*INPUT MATERIAL*.
□ □ □ □

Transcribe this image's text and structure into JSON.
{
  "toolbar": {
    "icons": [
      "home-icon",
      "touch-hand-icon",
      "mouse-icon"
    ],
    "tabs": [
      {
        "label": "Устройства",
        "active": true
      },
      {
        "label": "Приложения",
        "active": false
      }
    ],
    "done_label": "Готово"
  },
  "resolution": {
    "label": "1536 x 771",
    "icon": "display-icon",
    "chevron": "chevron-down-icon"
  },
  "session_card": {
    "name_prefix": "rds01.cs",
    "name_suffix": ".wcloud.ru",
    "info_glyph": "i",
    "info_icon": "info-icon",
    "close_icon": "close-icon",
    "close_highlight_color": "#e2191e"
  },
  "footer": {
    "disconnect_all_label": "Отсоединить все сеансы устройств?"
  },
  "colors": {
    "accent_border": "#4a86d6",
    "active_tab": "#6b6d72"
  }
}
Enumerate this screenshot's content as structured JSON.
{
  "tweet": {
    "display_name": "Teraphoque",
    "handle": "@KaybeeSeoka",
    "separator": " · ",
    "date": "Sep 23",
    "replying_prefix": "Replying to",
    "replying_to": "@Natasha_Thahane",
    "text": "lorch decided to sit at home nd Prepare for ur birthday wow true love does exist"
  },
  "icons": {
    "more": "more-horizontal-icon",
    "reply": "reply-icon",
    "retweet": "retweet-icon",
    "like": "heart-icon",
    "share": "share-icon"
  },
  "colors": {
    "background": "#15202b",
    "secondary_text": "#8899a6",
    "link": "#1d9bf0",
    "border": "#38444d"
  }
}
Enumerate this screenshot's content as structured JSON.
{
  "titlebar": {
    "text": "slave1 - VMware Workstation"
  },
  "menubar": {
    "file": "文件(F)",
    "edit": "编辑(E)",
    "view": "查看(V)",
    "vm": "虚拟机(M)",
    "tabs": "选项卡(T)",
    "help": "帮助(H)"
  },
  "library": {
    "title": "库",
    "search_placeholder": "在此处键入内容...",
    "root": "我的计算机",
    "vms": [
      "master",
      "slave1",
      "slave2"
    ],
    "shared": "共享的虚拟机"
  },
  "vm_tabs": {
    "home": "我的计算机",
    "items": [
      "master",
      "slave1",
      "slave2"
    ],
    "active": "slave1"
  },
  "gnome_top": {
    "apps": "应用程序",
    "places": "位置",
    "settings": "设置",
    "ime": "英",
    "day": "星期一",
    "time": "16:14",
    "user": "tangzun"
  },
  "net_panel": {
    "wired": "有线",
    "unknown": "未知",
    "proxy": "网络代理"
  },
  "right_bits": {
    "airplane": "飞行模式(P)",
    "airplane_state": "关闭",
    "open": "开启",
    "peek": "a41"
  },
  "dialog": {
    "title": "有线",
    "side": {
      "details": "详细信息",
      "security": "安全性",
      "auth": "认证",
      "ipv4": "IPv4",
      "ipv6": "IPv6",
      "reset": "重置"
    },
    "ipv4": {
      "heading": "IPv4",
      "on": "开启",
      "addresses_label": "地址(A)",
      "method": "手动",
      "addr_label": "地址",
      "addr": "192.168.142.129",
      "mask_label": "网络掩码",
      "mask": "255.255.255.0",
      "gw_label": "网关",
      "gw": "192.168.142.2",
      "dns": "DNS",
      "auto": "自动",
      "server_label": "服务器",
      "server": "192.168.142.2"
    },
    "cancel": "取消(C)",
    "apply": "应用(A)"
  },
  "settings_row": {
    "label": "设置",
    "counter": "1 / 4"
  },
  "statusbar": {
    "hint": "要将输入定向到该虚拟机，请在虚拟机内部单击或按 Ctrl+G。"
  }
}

□ □ □ □

*PROBLEM TO SOLVE*.
Each record above should be repeated exactly as it appears.

*EXERCISE SOLUTION*.
Transcribe this image's text and structure into JSON.
{
  "toolbar": {
    "icons": [
      "home-icon",
      "touch-hand-icon",
      "mouse-icon"
    ],
    "tabs": [
      {
        "label": "Устройства",
        "active": true
      },
      {
        "label": "Приложения",
        "active": false
      }
    ],
    "done_label": "Готово"
  },
  "resolution": {
    "label": "1536 x 771",
    "icon": "display-icon",
    "chevron": "chevron-down-icon"
  },
  "session_card": {
    "name_prefix": "rds01.cs",
    "name_suffix": ".wcloud.ru",
    "info_glyph": "i",
    "info_icon": "info-icon",
    "close_icon": "close-icon",
    "close_highlight_color": "#e2191e"
  },
  "footer": {
    "disconnect_all_label": "Отсоединить все сеансы устройств?"
  },
  "colors": {
    "accent_border": "#4a86d6",
    "active_tab": "#6b6d72"
  }
}
Enumerate this screenshot's content as structured JSON.
{
  "tweet": {
    "display_name": "Teraphoque",
    "handle": "@KaybeeSeoka",
    "separator": " · ",
    "date": "Sep 23",
    "replying_prefix": "Replying to",
    "replying_to": "@Natasha_Thahane",
    "text": "lorch decided to sit at home nd Prepare for ur birthday wow true love does exist"
  },
  "icons": {
    "more": "more-horizontal-icon",
    "reply": "reply-icon",
    "retweet": "retweet-icon",
    "like": "heart-icon",
    "share": "share-icon"
  },
  "colors": {
    "background": "#15202b",
    "secondary_text": "#8899a6",
    "link": "#1d9bf0",
    "border": "#38444d"
  }
}
Enumerate this screenshot's content as structured JSON.
{
  "titlebar": {
    "text": "slave1 - VMware Workstation"
  },
  "menubar": {
    "file": "文件(F)",
    "edit": "编辑(E)",
    "view": "查看(V)",
    "vm": "虚拟机(M)",
    "tabs": "选项卡(T)",
    "help": "帮助(H)"
  },
  "library": {
    "title": "库",
    "search_placeholder": "在此处键入内容...",
    "root": "我的计算机",
    "vms": [
      "master",
      "slave1",
      "slave2"
    ],
    "shared": "共享的虚拟机"
  },
  "vm_tabs": {
    "home": "我的计算机",
    "items": [
      "master",
      "slave1",
      "slave2"
    ],
    "active": "slave1"
  },
  "gnome_top": {
    "apps": "应用程序",
    "places": "位置",
    "settings": "设置",
    "ime": "英",
    "day": "星期一",
    "time": "16:14",
    "user": "tangzun"
  },
  "net_panel": {
    "wired": "有线",
    "unknown": "未知",
    "proxy": "网络代理"
  },
  "right_bits": {
    "airplane": "飞行模式(P)",
    "airplane_state": "关闭",
    "open": "开启",
    "peek": "a41"
  },
  "dialog": {
    "title": "有线",
    "side": {
      "details": "详细信息",
      "security": "安全性",
      "auth": "认证",
      "ipv4": "IPv4",
      "ipv6": "IPv6",
      "reset": "重置"
    },
    "ipv4": {
      "heading": "IPv4",
      "on": "开启",
      "addresses_label": "地址(A)",
      "method": "手动",
      "addr_label": "地址",
      "addr": "192.168.142.129",
      "mask_label": "网络掩码",
      "mask": "255.255.255.0",
      "gw_label": "网关",
      "gw": "192.168.142.2",
      "dns": "DNS",
      "auto": "自动",
      "server_label": "服务器",
      "server": "192.168.142.2"
    },
    "cancel": "取消(C)",
    "apply": "应用(A)"
  },
  "settings_row": {
    "label": "设置",
    "counter": "1 / 4"
  },
  "statusbar": {
    "hint": "要将输入定向到该虚拟机，请在虚拟机内部单击或按 Ctrl+G。"
  }
}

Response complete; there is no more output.